* [Rows]
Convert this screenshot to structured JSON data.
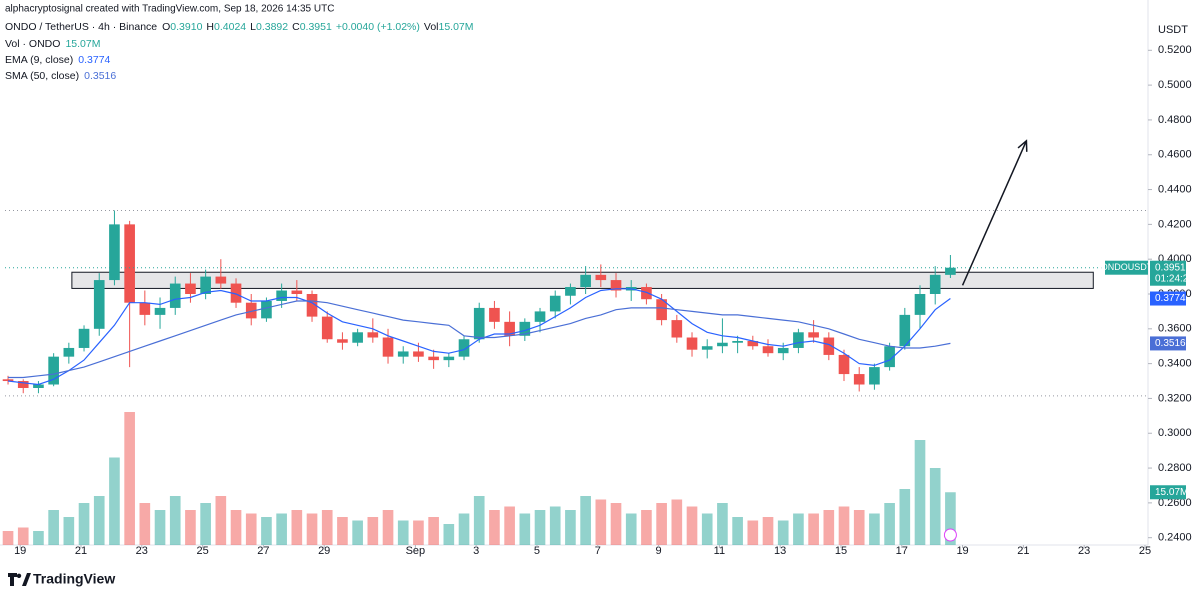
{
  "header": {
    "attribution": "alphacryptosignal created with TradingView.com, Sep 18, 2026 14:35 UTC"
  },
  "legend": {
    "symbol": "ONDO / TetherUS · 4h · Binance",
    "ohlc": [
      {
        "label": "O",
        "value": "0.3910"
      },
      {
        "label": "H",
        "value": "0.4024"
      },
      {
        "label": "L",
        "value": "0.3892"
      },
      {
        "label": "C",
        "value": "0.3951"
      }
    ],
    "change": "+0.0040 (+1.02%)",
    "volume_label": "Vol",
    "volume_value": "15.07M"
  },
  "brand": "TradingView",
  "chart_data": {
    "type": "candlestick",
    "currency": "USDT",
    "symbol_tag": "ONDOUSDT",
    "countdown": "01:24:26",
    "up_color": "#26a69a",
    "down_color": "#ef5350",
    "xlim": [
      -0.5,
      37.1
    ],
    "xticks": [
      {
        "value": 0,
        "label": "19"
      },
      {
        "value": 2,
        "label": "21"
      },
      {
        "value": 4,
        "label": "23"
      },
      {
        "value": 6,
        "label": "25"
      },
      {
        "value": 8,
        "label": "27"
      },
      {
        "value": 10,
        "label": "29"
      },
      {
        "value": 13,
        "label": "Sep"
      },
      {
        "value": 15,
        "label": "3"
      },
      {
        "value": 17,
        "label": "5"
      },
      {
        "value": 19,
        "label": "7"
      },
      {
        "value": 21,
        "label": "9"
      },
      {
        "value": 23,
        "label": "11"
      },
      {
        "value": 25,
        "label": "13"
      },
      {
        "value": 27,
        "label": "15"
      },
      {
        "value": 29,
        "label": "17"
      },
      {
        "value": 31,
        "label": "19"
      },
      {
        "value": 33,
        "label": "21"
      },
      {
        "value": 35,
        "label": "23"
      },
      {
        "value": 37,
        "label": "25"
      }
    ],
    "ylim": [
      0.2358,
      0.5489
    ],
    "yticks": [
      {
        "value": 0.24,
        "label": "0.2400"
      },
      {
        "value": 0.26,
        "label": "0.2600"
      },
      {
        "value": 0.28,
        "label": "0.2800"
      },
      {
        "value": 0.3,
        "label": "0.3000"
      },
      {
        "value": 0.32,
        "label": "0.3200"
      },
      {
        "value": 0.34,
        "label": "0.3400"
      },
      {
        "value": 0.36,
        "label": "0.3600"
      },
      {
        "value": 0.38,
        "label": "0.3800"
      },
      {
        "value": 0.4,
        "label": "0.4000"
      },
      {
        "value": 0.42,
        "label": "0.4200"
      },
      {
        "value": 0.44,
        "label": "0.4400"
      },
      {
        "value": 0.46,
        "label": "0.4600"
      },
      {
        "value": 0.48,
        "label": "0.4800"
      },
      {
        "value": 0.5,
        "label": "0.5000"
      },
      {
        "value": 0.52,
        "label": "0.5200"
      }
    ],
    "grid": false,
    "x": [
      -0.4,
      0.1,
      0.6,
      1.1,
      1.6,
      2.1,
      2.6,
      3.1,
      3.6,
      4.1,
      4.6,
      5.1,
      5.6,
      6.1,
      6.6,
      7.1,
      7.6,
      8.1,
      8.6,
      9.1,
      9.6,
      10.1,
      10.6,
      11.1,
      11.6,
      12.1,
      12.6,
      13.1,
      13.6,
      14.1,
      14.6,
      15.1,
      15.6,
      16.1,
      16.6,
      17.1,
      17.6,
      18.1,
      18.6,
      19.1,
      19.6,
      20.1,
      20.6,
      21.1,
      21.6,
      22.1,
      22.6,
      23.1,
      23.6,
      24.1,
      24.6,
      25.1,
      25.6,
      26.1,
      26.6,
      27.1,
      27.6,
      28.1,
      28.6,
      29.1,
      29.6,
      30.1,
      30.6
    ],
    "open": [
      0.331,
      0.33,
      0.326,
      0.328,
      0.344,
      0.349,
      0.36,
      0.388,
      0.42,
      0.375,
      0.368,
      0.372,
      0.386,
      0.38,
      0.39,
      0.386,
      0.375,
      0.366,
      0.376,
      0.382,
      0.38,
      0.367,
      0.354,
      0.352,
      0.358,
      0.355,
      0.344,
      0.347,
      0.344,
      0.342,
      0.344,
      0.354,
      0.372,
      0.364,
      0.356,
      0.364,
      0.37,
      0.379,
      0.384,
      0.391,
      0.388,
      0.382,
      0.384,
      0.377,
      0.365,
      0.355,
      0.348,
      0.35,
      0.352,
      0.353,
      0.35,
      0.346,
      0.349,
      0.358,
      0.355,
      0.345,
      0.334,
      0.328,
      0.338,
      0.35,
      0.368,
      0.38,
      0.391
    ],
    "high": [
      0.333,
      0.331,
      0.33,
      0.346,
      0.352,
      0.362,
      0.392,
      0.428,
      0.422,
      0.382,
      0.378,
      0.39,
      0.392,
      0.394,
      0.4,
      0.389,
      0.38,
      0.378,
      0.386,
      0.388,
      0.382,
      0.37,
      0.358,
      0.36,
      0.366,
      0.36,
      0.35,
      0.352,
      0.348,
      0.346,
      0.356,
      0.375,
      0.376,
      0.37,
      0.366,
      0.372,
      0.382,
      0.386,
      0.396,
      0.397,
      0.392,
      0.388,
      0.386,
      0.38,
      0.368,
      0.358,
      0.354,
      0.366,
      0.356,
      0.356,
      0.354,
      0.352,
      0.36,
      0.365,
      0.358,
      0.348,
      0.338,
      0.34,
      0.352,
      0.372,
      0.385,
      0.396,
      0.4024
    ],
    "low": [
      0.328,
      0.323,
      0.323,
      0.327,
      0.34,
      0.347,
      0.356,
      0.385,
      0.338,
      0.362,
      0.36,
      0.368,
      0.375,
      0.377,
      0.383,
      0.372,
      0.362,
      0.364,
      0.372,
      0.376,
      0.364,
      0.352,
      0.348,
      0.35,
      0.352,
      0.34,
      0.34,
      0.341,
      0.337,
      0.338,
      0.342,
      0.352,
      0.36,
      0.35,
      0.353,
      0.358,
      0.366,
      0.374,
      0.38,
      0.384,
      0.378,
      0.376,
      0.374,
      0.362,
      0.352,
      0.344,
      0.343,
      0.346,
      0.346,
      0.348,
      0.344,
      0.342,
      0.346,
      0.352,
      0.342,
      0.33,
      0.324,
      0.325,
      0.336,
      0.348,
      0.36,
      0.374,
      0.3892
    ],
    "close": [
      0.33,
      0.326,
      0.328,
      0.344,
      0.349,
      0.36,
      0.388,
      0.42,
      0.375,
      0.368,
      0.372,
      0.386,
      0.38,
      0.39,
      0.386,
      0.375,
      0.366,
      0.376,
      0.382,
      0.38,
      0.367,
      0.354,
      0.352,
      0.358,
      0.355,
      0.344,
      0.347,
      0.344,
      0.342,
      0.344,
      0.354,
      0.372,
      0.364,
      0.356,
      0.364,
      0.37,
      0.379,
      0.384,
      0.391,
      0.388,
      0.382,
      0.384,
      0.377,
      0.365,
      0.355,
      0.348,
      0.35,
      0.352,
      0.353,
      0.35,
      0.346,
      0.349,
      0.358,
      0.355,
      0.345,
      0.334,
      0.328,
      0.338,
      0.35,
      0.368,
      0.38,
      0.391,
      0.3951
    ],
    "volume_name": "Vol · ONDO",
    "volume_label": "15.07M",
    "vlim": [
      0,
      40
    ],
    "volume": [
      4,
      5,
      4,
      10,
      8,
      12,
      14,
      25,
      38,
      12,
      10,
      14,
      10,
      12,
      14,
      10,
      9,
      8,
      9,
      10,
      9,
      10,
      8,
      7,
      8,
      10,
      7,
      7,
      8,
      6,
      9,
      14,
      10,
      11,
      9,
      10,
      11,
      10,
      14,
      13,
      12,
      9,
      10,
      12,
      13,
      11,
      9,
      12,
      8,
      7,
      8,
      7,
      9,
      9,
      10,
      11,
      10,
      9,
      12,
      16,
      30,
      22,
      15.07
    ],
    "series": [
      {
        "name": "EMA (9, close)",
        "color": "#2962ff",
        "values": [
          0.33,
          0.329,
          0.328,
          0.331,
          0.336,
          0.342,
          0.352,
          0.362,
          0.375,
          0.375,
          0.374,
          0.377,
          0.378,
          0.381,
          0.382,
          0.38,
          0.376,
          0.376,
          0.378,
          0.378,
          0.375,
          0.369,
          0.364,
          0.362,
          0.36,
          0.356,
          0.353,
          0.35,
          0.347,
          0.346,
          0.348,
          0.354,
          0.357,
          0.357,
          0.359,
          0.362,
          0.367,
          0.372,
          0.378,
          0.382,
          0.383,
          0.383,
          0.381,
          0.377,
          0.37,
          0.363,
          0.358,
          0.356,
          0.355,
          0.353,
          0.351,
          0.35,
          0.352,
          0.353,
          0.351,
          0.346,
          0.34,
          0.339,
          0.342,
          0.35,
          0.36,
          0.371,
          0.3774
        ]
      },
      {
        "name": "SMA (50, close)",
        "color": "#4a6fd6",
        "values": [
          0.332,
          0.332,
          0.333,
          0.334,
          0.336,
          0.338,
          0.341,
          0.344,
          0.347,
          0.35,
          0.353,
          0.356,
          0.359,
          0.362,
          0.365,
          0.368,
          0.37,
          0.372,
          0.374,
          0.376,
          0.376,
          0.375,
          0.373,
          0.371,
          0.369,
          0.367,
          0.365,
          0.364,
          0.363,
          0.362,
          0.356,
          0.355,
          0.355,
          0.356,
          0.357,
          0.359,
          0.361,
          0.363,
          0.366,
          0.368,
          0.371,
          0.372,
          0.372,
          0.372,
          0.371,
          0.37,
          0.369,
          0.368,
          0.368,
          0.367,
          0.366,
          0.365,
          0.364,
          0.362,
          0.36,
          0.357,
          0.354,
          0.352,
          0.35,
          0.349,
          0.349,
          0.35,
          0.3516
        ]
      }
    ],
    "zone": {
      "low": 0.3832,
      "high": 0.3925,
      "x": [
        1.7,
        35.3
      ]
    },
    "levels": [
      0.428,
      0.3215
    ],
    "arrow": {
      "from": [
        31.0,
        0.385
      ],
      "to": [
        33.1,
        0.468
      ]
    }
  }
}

* [Written problem] Find out how many lines in the listing contain the string "TradingView". Give the number alone.

* [Exercise response] 2